> _YOUR GOAL_
Retype the records that come next, word for word.
>> START
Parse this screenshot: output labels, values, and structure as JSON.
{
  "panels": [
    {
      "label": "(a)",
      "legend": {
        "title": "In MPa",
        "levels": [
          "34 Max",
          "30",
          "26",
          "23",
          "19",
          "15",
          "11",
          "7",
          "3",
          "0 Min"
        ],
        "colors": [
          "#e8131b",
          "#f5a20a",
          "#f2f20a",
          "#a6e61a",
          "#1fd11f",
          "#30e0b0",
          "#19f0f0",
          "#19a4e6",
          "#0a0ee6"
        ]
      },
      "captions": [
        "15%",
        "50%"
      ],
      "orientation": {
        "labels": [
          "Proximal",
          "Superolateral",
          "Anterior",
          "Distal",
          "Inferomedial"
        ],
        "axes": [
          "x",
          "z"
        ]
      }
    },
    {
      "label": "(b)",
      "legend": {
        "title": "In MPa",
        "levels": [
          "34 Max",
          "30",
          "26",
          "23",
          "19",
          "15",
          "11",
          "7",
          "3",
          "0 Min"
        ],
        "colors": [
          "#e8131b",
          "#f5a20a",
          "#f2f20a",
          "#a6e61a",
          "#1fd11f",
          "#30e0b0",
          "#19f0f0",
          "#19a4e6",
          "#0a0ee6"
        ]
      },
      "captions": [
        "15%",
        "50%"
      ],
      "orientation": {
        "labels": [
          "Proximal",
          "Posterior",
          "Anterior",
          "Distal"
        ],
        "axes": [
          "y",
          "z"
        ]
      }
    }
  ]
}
>> END
> _SOLUTION FOR THIS TASK_
Parse this screenshot: output labels, values, and structure as JSON.
{
  "panels": [
    {
      "label": "(a)",
      "legend": {
        "title": "In MPa",
        "levels": [
          "34 Max",
          "30",
          "26",
          "23",
          "19",
          "15",
          "11",
          "7",
          "3",
          "0 Min"
        ],
        "colors": [
          "#e8131b",
          "#f5a20a",
          "#f2f20a",
          "#a6e61a",
          "#1fd11f",
          "#30e0b0",
          "#19f0f0",
          "#19a4e6",
          "#0a0ee6"
        ]
      },
      "captions": [
        "15%",
        "50%"
      ],
      "orientation": {
        "labels": [
          "Proximal",
          "Superolateral",
          "Anterior",
          "Distal",
          "Inferomedial"
        ],
        "axes": [
          "x",
          "z"
        ]
      }
    },
    {
      "label": "(b)",
      "legend": {
        "title": "In MPa",
        "levels": [
          "34 Max",
          "30",
          "26",
          "23",
          "19",
          "15",
          "11",
          "7",
          "3",
          "0 Min"
        ],
        "colors": [
          "#e8131b",
          "#f5a20a",
          "#f2f20a",
          "#a6e61a",
          "#1fd11f",
          "#30e0b0",
          "#19f0f0",
          "#19a4e6",
          "#0a0ee6"
        ]
      },
      "captions": [
        "15%",
        "50%"
      ],
      "orientation": {
        "labels": [
          "Proximal",
          "Posterior",
          "Anterior",
          "Distal"
        ],
        "axes": [
          "y",
          "z"
        ]
      }
    }
  ]
}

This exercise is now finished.